Questions on the material:
(1) Decide whether each statement agrees with the Kubernetes interview, answering yes or no and quoting the words that settle it. (a) Docker Swarm and Mesophere Marathon now support Kubernetes. (b) Cisco CloudCenter 4.9 is what adds a monitoring function. (c) AppDynamics and Cisco introduced their tool a few years ago.
(2) Extend the Kubernetes interview past its last sentence, keeping its question-and-answer style.

“One challenge Kubernetes users face is the lack of know-how and tools to manage Kubernetes clusters”
Kubernetes is one of the IT world’s brightest ‘stars’; more and more companies are using this technology for the orchestration of containers in multi-cloud environments. We talked with Matt Chotin about the new challenges it brings and how to optimize the performance of application containers.
JAXenter: A few weeks ago, AppDynamics and Cisco introduced a tool that enables Kubernetes to be used in production environments in multi-cloud environments. Why are such tools necessary at all?
Matt Chotin: Firstly, Kubernetes has become the de facto standard for the orchestration of containers, demonstrated by the fact that two competing approaches, Docker Swarm and Mesophere Marathon, now support Kubernetes. Many of our customers experiment with Kubernetes in development and test scenarios.
However, users often have problems making the performance of Kubernetes and the applications provided by container technologies transparent. With Cisco CloudCenter 4.9, container-based applications can be made available and managed. AppDynamics for Kubernetes adds a monitoring function. It detects dynamic states at the application or cluster level and triggers Cisco CloudCenter at peak loads or other anomalies to optimise the performance.

Data under study:
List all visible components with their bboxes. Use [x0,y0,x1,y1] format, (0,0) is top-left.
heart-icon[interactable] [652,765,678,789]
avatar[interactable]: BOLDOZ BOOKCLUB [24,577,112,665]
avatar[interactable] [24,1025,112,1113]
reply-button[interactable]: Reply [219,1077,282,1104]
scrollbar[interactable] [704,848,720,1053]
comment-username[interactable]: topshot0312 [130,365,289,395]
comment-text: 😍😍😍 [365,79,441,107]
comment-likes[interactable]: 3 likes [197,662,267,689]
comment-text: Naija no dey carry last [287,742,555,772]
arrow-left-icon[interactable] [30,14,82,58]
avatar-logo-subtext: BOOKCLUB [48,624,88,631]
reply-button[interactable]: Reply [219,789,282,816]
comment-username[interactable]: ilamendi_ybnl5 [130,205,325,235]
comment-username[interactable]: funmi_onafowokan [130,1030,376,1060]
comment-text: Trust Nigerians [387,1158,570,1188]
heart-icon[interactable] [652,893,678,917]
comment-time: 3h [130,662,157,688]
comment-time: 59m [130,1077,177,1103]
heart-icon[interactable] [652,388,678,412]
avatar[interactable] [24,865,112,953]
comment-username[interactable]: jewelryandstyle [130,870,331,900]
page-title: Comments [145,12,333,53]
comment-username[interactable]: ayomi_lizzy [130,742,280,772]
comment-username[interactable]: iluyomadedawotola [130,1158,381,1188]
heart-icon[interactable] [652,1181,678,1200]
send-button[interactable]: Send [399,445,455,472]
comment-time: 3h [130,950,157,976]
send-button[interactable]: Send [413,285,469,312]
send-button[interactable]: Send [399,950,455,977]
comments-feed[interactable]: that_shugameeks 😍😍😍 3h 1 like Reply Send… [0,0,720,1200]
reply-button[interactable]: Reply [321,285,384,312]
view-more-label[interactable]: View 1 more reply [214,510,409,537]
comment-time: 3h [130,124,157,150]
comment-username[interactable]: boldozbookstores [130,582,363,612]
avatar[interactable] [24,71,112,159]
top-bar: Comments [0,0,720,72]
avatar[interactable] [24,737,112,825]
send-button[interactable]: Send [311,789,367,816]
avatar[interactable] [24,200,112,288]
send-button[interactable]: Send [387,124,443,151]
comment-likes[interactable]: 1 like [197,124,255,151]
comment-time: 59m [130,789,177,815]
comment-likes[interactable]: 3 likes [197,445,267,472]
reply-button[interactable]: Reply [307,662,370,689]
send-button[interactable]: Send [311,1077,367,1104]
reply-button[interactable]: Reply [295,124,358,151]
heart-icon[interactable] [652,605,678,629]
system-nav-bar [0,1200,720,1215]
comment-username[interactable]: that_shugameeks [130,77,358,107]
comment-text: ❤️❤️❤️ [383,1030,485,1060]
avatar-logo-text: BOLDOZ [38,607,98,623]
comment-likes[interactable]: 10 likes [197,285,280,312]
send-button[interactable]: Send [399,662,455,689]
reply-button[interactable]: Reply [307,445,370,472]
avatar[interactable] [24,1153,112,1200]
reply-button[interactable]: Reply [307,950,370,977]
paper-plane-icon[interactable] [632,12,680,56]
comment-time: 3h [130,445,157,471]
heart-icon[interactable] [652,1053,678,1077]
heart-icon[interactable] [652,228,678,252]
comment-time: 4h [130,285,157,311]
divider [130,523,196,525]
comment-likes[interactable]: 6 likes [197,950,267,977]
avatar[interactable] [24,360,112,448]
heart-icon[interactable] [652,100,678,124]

List of answers:
(1)
(a) Yes: "two competing approaches, Docker Swarm and Mesophere Marathon, now support Kubernetes"
(b) No: "AppDynamics for Kubernetes adds a monitoring function."
(c) No: "A few weeks ago, AppDynamics and Cisco introduced a tool"

(2)
There is another factor: the trend towards multi-cloud environments. Corporations with several cloud providers are becoming the norm. One reason for this is that each application has an architecture with special requirements that require individual solutions. Over time, such individual solutions develop into a multi-cloud environment in which services on different platforms are linked together. A study by IDC and AppDynamics found that 75 percent of companies want to use two to five clouds within the next two years.
JAXenter: What are the biggest obstacles for the use of Kubernetes in IT environments where cloud services from different service providers are used?
Matt Chotin: One of the challenges that users of Kubernetes face is the lack of know-how and tools to manage Kubernetes clusters. In addition, several developers and IT administrators have concerns regarding the monitoring of Kubernetes in production environments. This applies in particular to complex infrastructures in which cloud services from different providers are used. One of the basic principles of container platforms like Kubernetes is that ‘immutable’ images can be moved from a private cloud to one or more public cloud environments when needed – and vice versa. However, this portability only works if IT specialists receive detailed information about the performance of the containers and applications.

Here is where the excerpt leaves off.